## [Written instruction]
Write out each line beneath this one exactly as it reads.

-------------------------

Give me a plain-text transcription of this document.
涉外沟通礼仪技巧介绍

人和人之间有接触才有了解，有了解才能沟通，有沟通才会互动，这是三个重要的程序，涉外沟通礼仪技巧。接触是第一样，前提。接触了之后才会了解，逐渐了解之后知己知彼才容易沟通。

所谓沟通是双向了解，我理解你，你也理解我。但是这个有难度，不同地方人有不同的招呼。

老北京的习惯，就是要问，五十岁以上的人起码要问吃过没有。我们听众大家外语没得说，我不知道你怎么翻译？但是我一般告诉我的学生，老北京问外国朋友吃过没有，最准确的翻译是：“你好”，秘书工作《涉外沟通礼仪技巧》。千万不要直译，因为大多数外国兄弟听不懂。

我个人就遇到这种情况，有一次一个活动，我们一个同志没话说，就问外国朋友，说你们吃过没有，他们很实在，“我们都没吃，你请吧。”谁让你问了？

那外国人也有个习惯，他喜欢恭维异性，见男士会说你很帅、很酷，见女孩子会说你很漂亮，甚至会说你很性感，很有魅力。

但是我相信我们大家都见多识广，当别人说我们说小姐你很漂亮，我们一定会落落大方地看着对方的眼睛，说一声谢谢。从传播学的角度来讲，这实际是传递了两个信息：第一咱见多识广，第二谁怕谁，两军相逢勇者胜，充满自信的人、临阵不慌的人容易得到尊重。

-------------------------

## [Written solution]
Give me a plain-text transcription of this document.
涉外沟通礼仪技巧介绍

人和人之间有接触才有了解，有了解才能沟通，有沟通才会互动，这是三个重要的程序，涉外沟通礼仪技巧。接触是第一样，前提。接触了之后才会了解，逐渐了解之后知己知彼才容易沟通。

所谓沟通是双向了解，我理解你，你也理解我。但是这个有难度，不同地方人有不同的招呼。

老北京的习惯，就是要问，五十岁以上的人起码要问吃过没有。我们听众大家外语没得说，我不知道你怎么翻译？但是我一般告诉我的学生，老北京问外国朋友吃过没有，最准确的翻译是：“你好”，秘书工作《涉外沟通礼仪技巧》。千万不要直译，因为大多数外国兄弟听不懂。

我个人就遇到这种情况，有一次一个活动，我们一个同志没话说，就问外国朋友，说你们吃过没有，他们很实在，“我们都没吃，你请吧。”谁让你问了？

那外国人也有个习惯，他喜欢恭维异性，见男士会说你很帅、很酷，见女孩子会说你很漂亮，甚至会说你很性感，很有魅力。

但是我相信我们大家都见多识广，当别人说我们说小姐你很漂亮，我们一定会落落大方地看着对方的眼睛，说一声谢谢。从传播学的角度来讲，这实际是传递了两个信息：第一咱见多识广，第二谁怕谁，两军相逢勇者胜，充满自信的人、临阵不慌的人容易得到尊重。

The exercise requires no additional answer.